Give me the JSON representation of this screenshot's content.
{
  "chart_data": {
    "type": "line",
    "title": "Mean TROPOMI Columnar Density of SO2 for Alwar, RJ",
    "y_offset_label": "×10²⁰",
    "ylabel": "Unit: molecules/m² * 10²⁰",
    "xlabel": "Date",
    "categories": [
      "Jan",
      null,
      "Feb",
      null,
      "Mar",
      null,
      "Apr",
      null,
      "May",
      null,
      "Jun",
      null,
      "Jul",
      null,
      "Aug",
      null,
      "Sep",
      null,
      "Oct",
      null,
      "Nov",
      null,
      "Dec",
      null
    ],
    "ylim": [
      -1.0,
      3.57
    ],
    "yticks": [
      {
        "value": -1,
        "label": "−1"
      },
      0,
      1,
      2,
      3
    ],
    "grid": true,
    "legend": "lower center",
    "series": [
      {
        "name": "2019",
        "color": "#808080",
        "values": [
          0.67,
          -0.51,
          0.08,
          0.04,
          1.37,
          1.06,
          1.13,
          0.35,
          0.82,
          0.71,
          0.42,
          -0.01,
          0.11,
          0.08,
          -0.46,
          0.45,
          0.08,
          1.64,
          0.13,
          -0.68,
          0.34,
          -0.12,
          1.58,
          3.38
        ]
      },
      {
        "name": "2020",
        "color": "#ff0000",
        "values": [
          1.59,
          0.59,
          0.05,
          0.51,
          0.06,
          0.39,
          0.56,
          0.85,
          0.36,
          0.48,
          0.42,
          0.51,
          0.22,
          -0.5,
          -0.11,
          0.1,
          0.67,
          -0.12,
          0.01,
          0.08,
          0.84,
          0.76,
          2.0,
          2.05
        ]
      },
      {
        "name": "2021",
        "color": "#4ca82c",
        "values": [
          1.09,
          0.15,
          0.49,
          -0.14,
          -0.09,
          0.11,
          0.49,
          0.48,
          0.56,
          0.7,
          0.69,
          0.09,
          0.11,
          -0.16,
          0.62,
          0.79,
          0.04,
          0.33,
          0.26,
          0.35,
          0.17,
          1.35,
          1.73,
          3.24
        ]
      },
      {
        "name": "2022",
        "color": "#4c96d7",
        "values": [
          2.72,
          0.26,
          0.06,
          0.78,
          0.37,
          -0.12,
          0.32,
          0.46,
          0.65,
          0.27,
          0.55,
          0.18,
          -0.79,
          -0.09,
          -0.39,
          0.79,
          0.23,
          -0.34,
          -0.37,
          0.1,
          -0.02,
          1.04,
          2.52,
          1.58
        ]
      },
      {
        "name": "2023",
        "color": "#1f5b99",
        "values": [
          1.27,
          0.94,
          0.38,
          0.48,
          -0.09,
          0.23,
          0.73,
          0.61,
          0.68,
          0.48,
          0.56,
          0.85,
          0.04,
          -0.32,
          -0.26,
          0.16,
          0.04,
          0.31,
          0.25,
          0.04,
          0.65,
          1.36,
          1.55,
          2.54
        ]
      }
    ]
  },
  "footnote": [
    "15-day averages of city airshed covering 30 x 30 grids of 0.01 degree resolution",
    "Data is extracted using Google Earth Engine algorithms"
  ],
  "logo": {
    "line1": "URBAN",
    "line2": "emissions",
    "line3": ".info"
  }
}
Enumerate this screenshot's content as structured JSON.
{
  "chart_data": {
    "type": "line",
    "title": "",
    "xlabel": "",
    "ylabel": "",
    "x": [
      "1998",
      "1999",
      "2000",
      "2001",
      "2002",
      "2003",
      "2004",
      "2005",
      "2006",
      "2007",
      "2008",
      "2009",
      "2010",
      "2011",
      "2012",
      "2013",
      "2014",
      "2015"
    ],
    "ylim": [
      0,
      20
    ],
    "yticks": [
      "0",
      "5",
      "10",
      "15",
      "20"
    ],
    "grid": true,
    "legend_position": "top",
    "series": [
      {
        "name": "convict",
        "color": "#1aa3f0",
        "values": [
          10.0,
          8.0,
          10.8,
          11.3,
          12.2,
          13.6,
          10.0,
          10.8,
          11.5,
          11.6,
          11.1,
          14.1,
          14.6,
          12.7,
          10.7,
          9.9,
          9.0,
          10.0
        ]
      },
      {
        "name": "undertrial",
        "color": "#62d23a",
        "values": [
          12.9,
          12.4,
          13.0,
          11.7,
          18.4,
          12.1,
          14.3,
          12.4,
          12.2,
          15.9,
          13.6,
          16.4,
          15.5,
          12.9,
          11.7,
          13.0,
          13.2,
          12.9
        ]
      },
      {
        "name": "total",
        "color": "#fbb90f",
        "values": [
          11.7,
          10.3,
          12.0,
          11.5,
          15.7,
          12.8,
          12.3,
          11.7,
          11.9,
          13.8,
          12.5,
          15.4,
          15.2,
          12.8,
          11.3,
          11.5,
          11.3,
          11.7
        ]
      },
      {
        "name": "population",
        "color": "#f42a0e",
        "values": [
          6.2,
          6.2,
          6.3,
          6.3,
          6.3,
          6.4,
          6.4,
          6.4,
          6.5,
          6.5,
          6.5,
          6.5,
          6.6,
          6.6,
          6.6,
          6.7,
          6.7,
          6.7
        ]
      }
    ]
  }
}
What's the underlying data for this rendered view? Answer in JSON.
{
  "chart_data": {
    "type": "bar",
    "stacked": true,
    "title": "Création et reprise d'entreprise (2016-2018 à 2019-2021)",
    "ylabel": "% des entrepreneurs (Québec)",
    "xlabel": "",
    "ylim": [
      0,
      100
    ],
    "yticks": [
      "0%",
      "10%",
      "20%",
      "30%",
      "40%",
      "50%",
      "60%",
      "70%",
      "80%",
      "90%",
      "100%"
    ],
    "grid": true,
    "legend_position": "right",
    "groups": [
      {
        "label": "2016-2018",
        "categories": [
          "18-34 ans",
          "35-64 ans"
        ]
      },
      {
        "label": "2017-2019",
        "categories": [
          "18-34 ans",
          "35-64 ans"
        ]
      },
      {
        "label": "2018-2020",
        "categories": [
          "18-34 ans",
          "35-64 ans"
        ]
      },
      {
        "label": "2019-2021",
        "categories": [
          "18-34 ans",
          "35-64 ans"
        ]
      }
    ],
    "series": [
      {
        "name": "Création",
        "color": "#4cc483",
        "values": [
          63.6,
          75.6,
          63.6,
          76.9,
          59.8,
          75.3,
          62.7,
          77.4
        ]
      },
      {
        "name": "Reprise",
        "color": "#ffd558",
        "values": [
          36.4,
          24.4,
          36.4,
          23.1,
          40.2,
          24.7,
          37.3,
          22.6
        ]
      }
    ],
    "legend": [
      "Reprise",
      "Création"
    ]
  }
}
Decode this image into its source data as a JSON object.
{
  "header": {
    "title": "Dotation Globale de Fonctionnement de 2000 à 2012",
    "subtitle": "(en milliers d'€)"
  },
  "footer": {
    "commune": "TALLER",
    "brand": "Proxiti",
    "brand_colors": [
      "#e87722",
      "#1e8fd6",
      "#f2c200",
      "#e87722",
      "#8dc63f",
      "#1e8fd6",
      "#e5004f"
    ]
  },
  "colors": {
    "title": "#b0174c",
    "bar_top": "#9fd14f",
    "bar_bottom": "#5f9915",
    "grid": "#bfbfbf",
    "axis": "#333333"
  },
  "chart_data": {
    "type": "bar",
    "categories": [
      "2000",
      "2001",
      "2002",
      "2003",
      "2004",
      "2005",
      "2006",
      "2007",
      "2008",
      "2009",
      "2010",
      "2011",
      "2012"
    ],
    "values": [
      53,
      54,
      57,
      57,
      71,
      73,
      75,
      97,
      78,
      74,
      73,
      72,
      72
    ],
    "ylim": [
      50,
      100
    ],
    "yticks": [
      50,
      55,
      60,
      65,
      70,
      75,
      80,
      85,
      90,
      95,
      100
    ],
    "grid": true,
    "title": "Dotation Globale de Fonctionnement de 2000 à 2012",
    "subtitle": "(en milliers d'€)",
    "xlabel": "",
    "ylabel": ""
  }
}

****************************************

Note every line above where the string "ylabel" shows up, and copy those lines.

    "ylabel": "Unit: molecules/m² * 10²⁰",
    "ylabel": "",
    "ylabel": "% des entrepreneurs (Québec)",
    "ylabel": ""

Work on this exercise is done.